#### Set problem:
Identify the lines that include the word "must", then copy all of them.

──────

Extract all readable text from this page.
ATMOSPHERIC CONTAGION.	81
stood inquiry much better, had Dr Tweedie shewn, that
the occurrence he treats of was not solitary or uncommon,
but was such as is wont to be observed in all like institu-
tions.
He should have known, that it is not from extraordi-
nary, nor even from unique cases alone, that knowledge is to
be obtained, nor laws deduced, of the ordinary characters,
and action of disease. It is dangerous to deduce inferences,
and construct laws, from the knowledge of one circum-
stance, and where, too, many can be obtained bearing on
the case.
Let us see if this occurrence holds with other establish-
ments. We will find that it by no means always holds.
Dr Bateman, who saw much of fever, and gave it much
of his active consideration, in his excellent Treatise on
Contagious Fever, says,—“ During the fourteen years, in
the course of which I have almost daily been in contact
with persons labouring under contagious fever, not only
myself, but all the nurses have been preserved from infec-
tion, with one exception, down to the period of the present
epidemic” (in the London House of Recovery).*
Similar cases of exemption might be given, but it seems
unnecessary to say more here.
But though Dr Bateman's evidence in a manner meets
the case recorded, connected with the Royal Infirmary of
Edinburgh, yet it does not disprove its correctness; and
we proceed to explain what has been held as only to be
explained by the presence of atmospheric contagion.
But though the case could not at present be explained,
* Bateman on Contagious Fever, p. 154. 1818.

──────

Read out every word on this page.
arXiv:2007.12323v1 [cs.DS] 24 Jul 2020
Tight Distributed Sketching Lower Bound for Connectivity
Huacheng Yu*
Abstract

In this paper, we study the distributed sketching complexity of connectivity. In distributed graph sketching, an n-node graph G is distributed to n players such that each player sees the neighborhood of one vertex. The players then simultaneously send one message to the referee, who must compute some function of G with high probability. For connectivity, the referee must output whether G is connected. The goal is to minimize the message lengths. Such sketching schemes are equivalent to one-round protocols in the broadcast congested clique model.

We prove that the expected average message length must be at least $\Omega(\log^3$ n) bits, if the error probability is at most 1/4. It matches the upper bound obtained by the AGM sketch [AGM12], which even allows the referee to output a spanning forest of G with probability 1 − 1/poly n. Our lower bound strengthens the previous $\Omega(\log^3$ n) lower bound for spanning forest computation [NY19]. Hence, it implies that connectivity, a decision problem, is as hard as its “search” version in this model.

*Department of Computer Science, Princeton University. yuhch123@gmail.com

──────

#### The completed task:
In this paper, we study the distributed sketching complexity of connectivity. In distributed graph sketching, an n-node graph G is distributed to n players such that each player sees the neighborhood of one vertex. The players then simultaneously send one message to the referee, who must compute some function of G with high probability. For connectivity, the referee must output whether G is connected. The goal is to minimize the message lengths. Such sketching schemes are equivalent to one-round protocols in the broadcast congested clique model.
We prove that the expected average message length must be at least $\Omega(\log^3$ n) bits, if the error probability is at most 1/4. It matches the upper bound obtained by the AGM sketch [AGM12], which even allows the referee to output a spanning forest of G with probability 1 − 1/poly n. Our lower bound strengthens the previous $\Omega(\log^3$ n) lower bound for spanning forest computation [NY19]. Hence, it implies that connectivity, a decision problem, is as hard as its “search” version in this model.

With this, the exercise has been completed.